EXERCISE DETAILS:
Report the number of lines that hold the string "Flow". Leave out any other text.

>> Begin MATERIAL FOR THIS EXERCISE

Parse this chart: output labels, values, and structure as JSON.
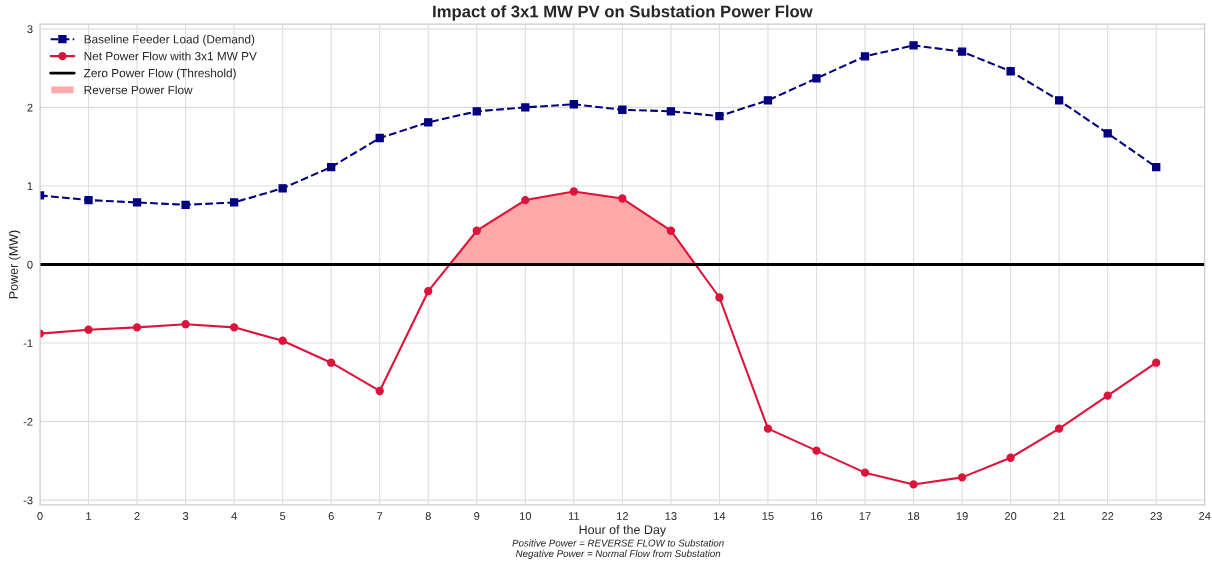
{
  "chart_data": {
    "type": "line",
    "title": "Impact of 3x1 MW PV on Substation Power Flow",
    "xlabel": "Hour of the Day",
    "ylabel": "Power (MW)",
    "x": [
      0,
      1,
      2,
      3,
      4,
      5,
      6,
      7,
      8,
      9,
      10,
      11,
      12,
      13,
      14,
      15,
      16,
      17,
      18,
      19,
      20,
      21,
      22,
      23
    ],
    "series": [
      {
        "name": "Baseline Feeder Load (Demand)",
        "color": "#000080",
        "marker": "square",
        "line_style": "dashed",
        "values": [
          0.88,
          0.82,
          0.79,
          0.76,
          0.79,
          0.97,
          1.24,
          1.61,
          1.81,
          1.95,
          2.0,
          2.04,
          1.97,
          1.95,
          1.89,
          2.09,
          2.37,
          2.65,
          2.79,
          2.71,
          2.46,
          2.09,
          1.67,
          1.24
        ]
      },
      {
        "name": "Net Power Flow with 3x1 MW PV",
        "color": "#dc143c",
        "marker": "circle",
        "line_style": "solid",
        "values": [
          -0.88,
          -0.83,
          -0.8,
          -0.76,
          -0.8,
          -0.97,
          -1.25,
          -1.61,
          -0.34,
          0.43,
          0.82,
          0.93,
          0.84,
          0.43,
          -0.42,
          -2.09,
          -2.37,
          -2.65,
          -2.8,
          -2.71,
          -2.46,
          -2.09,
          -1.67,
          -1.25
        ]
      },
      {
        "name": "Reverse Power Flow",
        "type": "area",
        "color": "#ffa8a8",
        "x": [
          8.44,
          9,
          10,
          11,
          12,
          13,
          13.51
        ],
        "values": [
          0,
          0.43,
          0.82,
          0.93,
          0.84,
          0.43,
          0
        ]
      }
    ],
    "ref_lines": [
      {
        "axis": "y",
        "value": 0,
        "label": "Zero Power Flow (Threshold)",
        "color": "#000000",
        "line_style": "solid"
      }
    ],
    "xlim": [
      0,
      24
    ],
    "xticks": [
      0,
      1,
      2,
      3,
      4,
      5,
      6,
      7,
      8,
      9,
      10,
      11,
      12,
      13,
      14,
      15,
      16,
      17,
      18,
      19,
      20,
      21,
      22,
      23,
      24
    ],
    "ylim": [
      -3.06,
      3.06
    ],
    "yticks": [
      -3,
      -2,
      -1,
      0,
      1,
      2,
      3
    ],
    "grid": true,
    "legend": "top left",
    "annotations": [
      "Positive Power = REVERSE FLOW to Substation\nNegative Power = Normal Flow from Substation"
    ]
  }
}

>> End MATERIAL FOR THIS EXERCISE
>> Begin MATERIAL FOR THIS EXERCISE

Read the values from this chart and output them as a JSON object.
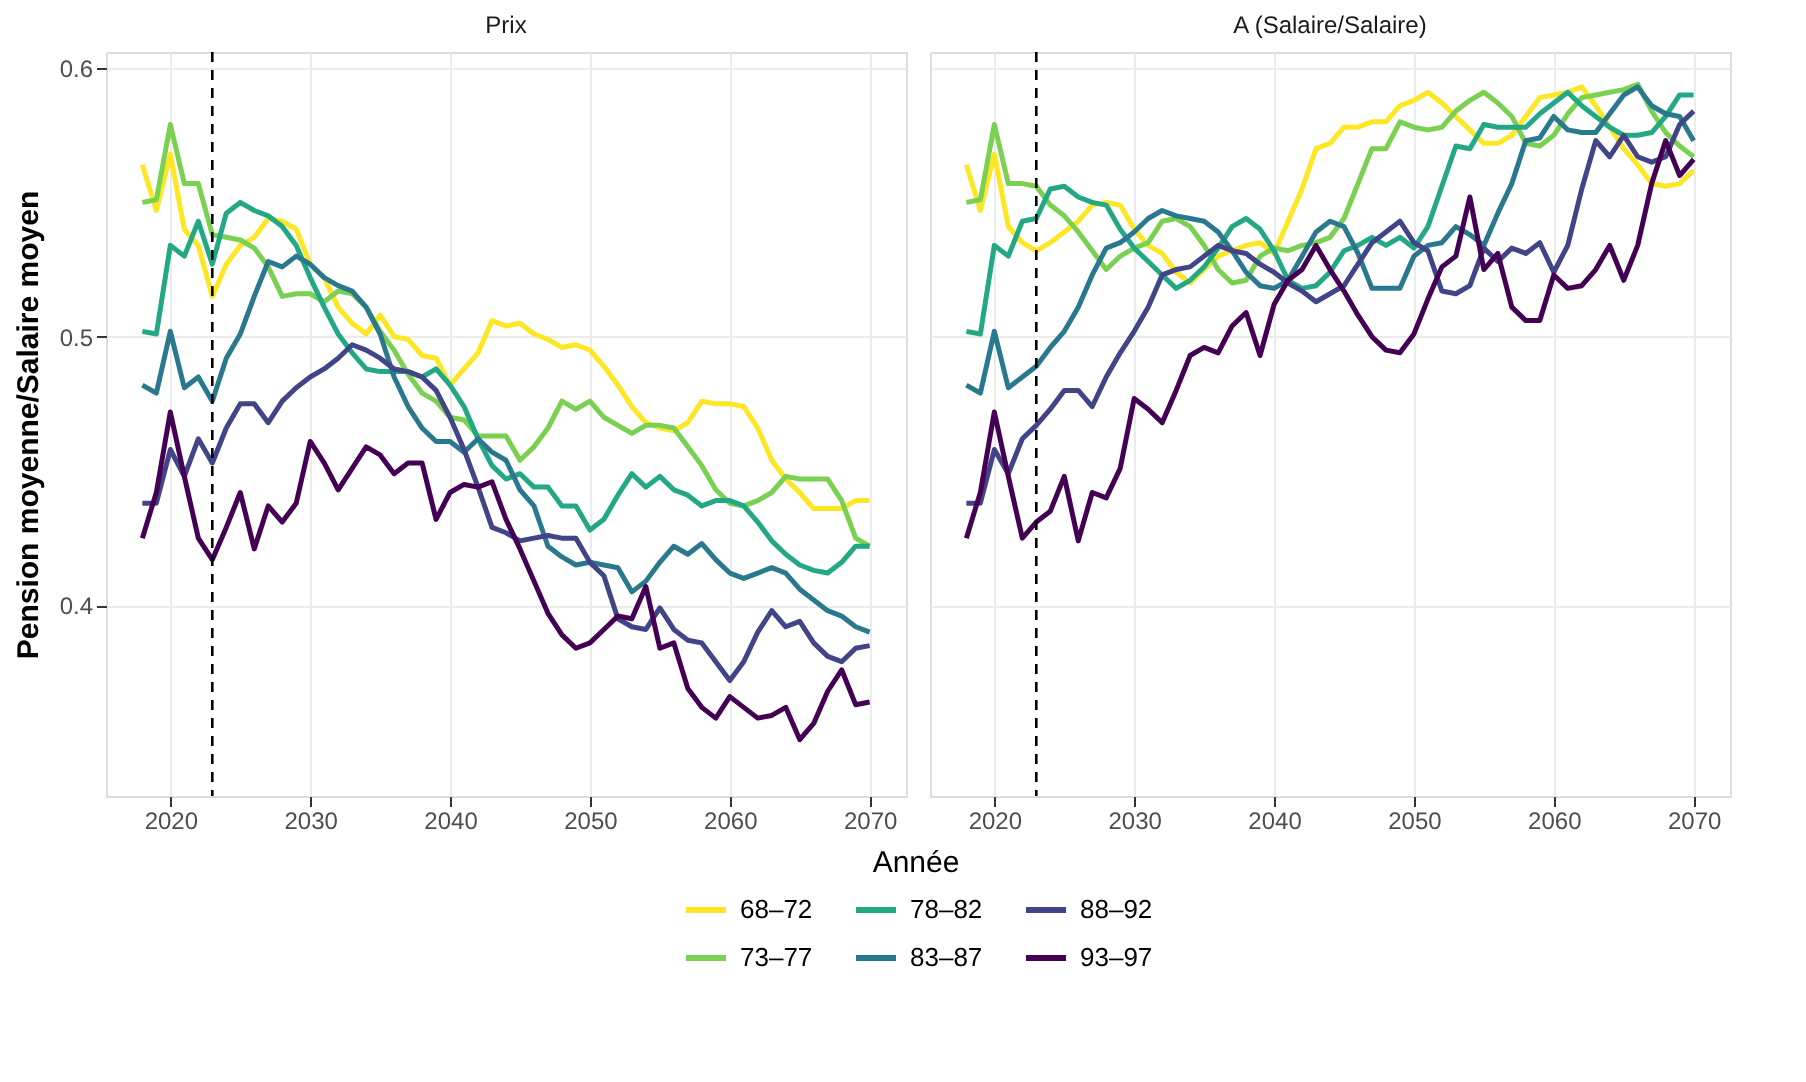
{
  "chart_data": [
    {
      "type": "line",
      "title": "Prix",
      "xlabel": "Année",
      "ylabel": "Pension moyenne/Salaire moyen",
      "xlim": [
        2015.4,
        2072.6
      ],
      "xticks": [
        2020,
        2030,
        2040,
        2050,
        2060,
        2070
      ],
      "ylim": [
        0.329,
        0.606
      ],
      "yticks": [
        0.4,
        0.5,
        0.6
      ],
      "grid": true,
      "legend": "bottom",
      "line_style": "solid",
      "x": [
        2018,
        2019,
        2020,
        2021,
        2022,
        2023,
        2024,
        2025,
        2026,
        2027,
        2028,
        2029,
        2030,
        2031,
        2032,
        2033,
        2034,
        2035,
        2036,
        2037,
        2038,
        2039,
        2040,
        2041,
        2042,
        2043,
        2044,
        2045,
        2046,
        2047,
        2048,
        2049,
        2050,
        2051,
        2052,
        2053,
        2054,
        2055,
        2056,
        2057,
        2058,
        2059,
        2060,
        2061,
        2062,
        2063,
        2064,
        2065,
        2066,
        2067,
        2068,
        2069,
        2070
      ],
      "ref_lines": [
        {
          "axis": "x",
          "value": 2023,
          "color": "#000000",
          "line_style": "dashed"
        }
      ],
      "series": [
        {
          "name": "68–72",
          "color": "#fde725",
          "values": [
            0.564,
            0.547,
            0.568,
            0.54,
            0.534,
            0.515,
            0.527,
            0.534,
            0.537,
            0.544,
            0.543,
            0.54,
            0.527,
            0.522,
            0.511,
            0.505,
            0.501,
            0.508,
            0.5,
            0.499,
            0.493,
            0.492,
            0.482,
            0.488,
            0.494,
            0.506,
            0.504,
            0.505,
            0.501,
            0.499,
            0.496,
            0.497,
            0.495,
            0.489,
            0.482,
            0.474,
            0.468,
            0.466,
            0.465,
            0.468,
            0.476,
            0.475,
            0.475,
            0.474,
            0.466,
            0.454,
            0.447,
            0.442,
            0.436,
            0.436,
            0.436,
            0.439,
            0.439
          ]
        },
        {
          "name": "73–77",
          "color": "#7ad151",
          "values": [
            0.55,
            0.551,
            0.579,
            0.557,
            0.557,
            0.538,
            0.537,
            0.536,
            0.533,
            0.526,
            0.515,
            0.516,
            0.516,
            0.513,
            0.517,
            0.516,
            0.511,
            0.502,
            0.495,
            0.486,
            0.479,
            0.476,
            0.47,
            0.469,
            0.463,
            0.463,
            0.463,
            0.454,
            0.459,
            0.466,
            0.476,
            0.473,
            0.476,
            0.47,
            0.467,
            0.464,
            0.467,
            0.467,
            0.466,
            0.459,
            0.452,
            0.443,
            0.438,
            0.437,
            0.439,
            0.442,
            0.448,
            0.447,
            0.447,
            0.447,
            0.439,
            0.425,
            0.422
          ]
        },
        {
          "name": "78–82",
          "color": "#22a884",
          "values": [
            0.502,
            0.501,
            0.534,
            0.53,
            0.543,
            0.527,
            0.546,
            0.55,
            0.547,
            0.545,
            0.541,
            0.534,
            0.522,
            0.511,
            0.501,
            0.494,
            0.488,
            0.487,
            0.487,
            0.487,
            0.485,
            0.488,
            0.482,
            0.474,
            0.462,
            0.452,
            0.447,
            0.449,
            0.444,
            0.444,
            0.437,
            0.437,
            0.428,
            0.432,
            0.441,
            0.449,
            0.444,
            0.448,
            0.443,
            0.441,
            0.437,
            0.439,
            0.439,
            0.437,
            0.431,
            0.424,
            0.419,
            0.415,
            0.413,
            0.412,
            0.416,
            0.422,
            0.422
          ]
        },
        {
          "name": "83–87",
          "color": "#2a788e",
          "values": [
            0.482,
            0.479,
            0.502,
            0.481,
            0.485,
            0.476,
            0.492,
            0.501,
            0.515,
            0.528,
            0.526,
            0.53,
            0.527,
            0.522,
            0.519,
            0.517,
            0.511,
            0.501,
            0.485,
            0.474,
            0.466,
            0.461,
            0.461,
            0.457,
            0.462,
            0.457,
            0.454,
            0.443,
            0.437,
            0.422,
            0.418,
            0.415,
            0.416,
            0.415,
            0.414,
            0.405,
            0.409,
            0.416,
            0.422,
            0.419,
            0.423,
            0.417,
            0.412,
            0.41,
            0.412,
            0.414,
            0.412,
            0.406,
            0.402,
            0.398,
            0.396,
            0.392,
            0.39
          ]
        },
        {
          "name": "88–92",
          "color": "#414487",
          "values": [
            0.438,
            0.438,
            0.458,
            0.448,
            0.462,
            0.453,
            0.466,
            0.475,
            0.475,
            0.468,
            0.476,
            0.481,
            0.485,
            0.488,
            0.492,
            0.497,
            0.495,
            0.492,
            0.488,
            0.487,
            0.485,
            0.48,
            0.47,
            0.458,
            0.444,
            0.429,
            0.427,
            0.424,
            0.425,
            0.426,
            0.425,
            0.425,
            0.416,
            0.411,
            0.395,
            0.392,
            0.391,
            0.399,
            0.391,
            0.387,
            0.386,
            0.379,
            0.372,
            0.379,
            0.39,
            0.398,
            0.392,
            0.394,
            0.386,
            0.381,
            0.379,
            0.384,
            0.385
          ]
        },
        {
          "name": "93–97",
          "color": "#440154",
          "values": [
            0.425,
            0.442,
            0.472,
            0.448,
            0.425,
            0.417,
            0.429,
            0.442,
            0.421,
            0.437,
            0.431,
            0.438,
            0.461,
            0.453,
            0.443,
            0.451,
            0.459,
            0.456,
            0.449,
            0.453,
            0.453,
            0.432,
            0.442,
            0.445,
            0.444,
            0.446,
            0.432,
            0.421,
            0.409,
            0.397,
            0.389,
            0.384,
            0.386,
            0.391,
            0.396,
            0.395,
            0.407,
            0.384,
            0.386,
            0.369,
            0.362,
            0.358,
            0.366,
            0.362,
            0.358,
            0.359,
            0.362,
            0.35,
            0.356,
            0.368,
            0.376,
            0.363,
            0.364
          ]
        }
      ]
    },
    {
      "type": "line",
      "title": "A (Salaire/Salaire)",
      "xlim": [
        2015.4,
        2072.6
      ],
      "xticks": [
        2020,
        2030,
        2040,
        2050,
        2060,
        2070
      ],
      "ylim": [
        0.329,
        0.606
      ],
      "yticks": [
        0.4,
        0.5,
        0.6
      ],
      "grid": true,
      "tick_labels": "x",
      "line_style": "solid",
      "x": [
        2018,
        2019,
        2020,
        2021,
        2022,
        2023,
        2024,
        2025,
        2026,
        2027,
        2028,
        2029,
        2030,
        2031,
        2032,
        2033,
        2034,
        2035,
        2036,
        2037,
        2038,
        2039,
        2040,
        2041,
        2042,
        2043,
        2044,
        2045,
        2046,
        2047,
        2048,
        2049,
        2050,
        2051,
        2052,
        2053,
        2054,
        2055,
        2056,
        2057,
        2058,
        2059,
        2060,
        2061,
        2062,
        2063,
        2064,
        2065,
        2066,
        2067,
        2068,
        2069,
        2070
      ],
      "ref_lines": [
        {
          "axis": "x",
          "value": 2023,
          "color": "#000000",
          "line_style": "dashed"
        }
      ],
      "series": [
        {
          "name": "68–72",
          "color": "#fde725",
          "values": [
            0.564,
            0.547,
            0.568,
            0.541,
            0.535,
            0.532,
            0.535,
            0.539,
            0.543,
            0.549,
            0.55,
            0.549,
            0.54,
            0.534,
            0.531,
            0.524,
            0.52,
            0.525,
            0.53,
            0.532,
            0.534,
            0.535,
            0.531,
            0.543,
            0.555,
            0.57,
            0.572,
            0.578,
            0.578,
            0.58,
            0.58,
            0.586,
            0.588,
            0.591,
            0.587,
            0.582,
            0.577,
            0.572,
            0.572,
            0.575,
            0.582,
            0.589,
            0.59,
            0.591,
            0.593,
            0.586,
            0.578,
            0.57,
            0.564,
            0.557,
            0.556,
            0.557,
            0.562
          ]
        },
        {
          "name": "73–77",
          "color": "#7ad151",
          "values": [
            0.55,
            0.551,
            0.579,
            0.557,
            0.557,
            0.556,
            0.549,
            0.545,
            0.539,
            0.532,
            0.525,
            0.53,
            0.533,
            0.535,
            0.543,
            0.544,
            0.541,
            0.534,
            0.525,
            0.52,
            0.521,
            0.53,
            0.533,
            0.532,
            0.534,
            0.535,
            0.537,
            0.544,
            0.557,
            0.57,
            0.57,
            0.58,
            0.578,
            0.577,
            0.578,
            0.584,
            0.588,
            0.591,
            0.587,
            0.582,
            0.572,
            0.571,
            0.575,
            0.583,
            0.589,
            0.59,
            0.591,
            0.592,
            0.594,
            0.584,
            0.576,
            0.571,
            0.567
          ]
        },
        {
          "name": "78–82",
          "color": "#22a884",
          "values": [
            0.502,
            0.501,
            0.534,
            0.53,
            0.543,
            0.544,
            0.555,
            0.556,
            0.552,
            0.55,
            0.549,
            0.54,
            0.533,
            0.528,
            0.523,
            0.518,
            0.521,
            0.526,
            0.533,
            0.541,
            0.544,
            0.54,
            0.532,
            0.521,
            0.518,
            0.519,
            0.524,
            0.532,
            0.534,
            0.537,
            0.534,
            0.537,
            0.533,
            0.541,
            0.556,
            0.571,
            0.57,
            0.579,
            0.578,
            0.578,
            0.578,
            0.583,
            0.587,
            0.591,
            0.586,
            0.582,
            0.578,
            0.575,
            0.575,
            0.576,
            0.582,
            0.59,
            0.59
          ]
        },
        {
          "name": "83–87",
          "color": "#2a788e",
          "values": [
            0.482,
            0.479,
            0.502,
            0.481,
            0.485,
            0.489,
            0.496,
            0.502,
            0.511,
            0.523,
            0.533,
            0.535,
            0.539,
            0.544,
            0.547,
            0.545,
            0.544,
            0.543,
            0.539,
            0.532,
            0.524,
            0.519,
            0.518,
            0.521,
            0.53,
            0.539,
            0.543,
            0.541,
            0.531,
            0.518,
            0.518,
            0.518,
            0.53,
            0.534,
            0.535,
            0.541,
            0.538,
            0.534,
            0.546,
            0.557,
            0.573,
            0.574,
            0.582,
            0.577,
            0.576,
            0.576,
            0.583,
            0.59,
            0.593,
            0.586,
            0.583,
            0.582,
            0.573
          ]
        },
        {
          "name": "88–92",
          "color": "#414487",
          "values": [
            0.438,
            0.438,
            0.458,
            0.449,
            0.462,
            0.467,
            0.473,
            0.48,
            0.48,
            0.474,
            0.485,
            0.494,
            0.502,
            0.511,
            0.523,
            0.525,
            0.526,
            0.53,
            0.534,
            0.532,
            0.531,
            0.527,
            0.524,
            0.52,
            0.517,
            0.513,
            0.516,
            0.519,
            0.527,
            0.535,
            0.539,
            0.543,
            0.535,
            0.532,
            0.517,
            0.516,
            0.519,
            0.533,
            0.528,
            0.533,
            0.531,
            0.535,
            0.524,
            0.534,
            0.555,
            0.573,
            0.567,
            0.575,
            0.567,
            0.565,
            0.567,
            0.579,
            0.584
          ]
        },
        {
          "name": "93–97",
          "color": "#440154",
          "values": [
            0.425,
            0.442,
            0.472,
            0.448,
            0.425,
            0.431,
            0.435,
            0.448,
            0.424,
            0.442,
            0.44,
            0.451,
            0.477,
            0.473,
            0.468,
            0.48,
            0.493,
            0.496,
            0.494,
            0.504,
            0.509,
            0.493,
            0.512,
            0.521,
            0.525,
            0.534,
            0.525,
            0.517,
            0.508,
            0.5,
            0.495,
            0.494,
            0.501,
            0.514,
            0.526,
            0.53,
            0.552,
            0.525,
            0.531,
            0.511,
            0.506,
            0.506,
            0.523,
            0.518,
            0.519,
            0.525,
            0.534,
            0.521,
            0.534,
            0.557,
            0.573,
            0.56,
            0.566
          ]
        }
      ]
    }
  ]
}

>> End MATERIAL FOR THIS EXERCISE

EXERCISE RESULT:
5